> Written problem: Copy out all the lines in the records that include the word "инструментов".

> Extracted records:
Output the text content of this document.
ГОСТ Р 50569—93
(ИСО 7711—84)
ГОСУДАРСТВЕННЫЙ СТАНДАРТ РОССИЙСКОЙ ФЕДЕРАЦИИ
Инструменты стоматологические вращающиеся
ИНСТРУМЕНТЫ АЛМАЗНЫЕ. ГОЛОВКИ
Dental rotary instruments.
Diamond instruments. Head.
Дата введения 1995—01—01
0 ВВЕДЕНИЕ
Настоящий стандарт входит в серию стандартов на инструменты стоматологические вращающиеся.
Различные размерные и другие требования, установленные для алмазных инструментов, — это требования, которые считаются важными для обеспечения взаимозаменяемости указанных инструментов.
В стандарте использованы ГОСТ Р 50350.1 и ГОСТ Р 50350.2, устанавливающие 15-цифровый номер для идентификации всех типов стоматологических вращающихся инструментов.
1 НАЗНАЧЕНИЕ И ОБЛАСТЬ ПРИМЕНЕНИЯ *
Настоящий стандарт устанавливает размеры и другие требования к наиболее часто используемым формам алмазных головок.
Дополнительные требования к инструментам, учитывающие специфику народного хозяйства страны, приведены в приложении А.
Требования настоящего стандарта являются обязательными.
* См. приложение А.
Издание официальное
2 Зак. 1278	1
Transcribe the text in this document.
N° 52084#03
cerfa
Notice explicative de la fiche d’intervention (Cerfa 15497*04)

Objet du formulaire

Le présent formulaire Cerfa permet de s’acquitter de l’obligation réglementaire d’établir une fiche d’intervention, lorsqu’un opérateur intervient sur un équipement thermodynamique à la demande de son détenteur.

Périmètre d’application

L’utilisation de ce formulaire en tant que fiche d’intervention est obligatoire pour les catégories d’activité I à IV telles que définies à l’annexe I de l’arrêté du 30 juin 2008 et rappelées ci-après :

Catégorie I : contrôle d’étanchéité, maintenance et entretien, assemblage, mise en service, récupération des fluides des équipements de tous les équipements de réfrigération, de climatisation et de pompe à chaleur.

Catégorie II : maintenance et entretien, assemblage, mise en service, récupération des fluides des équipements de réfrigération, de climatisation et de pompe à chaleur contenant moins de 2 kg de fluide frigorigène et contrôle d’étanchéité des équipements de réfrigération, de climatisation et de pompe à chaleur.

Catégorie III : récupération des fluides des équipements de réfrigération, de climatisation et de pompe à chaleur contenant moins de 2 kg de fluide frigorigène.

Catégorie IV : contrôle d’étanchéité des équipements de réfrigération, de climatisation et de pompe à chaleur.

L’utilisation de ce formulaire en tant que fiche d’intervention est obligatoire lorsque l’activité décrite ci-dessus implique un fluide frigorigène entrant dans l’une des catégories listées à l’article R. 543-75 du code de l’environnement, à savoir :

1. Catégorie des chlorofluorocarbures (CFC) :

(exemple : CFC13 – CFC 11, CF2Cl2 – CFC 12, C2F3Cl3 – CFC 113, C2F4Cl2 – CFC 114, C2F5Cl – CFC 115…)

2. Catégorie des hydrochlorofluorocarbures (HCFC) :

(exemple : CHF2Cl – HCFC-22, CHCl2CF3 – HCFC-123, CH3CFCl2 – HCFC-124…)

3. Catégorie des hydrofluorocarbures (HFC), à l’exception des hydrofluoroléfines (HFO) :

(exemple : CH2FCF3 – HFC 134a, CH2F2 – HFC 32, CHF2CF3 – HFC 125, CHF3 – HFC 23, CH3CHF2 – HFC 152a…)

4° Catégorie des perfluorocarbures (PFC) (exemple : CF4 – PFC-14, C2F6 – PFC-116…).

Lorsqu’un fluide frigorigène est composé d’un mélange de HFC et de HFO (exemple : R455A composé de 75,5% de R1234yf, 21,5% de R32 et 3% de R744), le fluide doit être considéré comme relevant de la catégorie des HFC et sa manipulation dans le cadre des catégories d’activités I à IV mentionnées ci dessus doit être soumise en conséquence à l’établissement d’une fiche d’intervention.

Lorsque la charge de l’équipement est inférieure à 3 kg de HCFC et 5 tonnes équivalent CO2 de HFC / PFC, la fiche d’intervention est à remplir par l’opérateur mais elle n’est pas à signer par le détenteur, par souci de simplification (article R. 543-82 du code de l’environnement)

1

> Exercise result:
Различные размерные и другие требования, установленные для алмазных инструментов, — это требования, которые считаются важными для обеспечения взаимозаменяемости указанных инструментов.
В стандарте использованы ГОСТ Р 50350.1 и ГОСТ Р 50350.2, устанавливающие 15-цифровый номер для идентификации всех типов стоматологических вращающихся инструментов.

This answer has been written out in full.